### Task requirements
Can all of these lines be returned exactly?

### Dataset extract
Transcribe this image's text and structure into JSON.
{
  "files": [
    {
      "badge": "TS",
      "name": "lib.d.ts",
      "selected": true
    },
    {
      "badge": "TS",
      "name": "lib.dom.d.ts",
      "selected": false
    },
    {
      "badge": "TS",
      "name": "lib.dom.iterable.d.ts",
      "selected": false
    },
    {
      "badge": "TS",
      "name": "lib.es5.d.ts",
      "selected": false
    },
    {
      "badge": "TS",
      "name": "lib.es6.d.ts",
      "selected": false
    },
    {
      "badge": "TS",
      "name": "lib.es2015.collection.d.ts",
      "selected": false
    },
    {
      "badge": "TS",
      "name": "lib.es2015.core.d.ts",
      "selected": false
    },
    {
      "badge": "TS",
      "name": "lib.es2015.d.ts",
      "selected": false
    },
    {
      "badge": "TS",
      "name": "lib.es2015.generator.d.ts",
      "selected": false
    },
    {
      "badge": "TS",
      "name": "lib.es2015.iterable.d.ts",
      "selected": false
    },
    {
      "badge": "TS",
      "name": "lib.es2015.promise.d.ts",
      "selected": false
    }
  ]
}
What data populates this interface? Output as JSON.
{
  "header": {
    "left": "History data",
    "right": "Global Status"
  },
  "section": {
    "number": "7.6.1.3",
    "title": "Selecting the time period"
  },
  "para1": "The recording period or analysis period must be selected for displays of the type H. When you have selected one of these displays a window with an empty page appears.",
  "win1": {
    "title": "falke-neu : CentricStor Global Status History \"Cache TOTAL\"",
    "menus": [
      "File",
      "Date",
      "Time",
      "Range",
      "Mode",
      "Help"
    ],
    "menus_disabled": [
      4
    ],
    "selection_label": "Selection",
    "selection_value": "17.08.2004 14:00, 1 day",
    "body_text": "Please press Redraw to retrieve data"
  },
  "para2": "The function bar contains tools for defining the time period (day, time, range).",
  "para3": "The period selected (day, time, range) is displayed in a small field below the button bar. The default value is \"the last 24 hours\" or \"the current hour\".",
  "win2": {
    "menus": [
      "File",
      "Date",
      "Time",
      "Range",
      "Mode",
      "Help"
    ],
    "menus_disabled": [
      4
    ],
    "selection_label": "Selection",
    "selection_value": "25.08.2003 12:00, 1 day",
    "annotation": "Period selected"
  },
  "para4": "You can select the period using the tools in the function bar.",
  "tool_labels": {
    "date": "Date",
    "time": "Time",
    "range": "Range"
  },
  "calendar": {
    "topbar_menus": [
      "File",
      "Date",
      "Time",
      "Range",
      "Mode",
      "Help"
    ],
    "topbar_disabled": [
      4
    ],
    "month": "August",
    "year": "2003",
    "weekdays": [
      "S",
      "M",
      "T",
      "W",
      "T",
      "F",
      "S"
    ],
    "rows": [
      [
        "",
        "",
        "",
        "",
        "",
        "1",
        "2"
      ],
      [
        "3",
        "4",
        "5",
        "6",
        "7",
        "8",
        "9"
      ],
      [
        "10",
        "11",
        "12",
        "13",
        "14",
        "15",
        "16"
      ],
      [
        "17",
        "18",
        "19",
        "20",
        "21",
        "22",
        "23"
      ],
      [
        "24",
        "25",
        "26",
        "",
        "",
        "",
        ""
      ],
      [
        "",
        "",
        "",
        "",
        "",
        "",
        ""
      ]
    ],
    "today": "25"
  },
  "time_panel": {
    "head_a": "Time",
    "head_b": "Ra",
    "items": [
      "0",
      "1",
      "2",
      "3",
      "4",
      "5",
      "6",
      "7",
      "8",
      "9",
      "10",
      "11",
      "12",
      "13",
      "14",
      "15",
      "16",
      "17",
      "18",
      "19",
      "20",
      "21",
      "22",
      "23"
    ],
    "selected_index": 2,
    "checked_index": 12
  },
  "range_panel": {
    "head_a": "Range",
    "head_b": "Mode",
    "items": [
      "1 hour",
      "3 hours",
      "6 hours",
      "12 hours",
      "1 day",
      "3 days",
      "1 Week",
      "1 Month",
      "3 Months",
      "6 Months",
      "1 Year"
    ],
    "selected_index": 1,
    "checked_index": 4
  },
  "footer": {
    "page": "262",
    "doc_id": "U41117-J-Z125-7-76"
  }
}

### The result
Transcribe this image's text and structure into JSON.
{
  "files": [
    {
      "badge": "TS",
      "name": "lib.d.ts",
      "selected": true
    },
    {
      "badge": "TS",
      "name": "lib.dom.d.ts",
      "selected": false
    },
    {
      "badge": "TS",
      "name": "lib.dom.iterable.d.ts",
      "selected": false
    },
    {
      "badge": "TS",
      "name": "lib.es5.d.ts",
      "selected": false
    },
    {
      "badge": "TS",
      "name": "lib.es6.d.ts",
      "selected": false
    },
    {
      "badge": "TS",
      "name": "lib.es2015.collection.d.ts",
      "selected": false
    },
    {
      "badge": "TS",
      "name": "lib.es2015.core.d.ts",
      "selected": false
    },
    {
      "badge": "TS",
      "name": "lib.es2015.d.ts",
      "selected": false
    },
    {
      "badge": "TS",
      "name": "lib.es2015.generator.d.ts",
      "selected": false
    },
    {
      "badge": "TS",
      "name": "lib.es2015.iterable.d.ts",
      "selected": false
    },
    {
      "badge": "TS",
      "name": "lib.es2015.promise.d.ts",
      "selected": false
    }
  ]
}
What data populates this interface? Output as JSON.
{
  "header": {
    "left": "History data",
    "right": "Global Status"
  },
  "section": {
    "number": "7.6.1.3",
    "title": "Selecting the time period"
  },
  "para1": "The recording period or analysis period must be selected for displays of the type H. When you have selected one of these displays a window with an empty page appears.",
  "win1": {
    "title": "falke-neu : CentricStor Global Status History \"Cache TOTAL\"",
    "menus": [
      "File",
      "Date",
      "Time",
      "Range",
      "Mode",
      "Help"
    ],
    "menus_disabled": [
      4
    ],
    "selection_label": "Selection",
    "selection_value": "17.08.2004 14:00, 1 day",
    "body_text": "Please press Redraw to retrieve data"
  },
  "para2": "The function bar contains tools for defining the time period (day, time, range).",
  "para3": "The period selected (day, time, range) is displayed in a small field below the button bar. The default value is \"the last 24 hours\" or \"the current hour\".",
  "win2": {
    "menus": [
      "File",
      "Date",
      "Time",
      "Range",
      "Mode",
      "Help"
    ],
    "menus_disabled": [
      4
    ],
    "selection_label": "Selection",
    "selection_value": "25.08.2003 12:00, 1 day",
    "annotation": "Period selected"
  },
  "para4": "You can select the period using the tools in the function bar.",
  "tool_labels": {
    "date": "Date",
    "time": "Time",
    "range": "Range"
  },
  "calendar": {
    "topbar_menus": [
      "File",
      "Date",
      "Time",
      "Range",
      "Mode",
      "Help"
    ],
    "topbar_disabled": [
      4
    ],
    "month": "August",
    "year": "2003",
    "weekdays": [
      "S",
      "M",
      "T",
      "W",
      "T",
      "F",
      "S"
    ],
    "rows": [
      [
        "",
        "",
        "",
        "",
        "",
        "1",
        "2"
      ],
      [
        "3",
        "4",
        "5",
        "6",
        "7",
        "8",
        "9"
      ],
      [
        "10",
        "11",
        "12",
        "13",
        "14",
        "15",
        "16"
      ],
      [
        "17",
        "18",
        "19",
        "20",
        "21",
        "22",
        "23"
      ],
      [
        "24",
        "25",
        "26",
        "",
        "",
        "",
        ""
      ],
      [
        "",
        "",
        "",
        "",
        "",
        "",
        ""
      ]
    ],
    "today": "25"
  },
  "time_panel": {
    "head_a": "Time",
    "head_b": "Ra",
    "items": [
      "0",
      "1",
      "2",
      "3",
      "4",
      "5",
      "6",
      "7",
      "8",
      "9",
      "10",
      "11",
      "12",
      "13",
      "14",
      "15",
      "16",
      "17",
      "18",
      "19",
      "20",
      "21",
      "22",
      "23"
    ],
    "selected_index": 2,
    "checked_index": 12
  },
  "range_panel": {
    "head_a": "Range",
    "head_b": "Mode",
    "items": [
      "1 hour",
      "3 hours",
      "6 hours",
      "12 hours",
      "1 day",
      "3 days",
      "1 Week",
      "1 Month",
      "3 Months",
      "6 Months",
      "1 Year"
    ],
    "selected_index": 1,
    "checked_index": 4
  },
  "footer": {
    "page": "262",
    "doc_id": "U41117-J-Z125-7-76"
  }
}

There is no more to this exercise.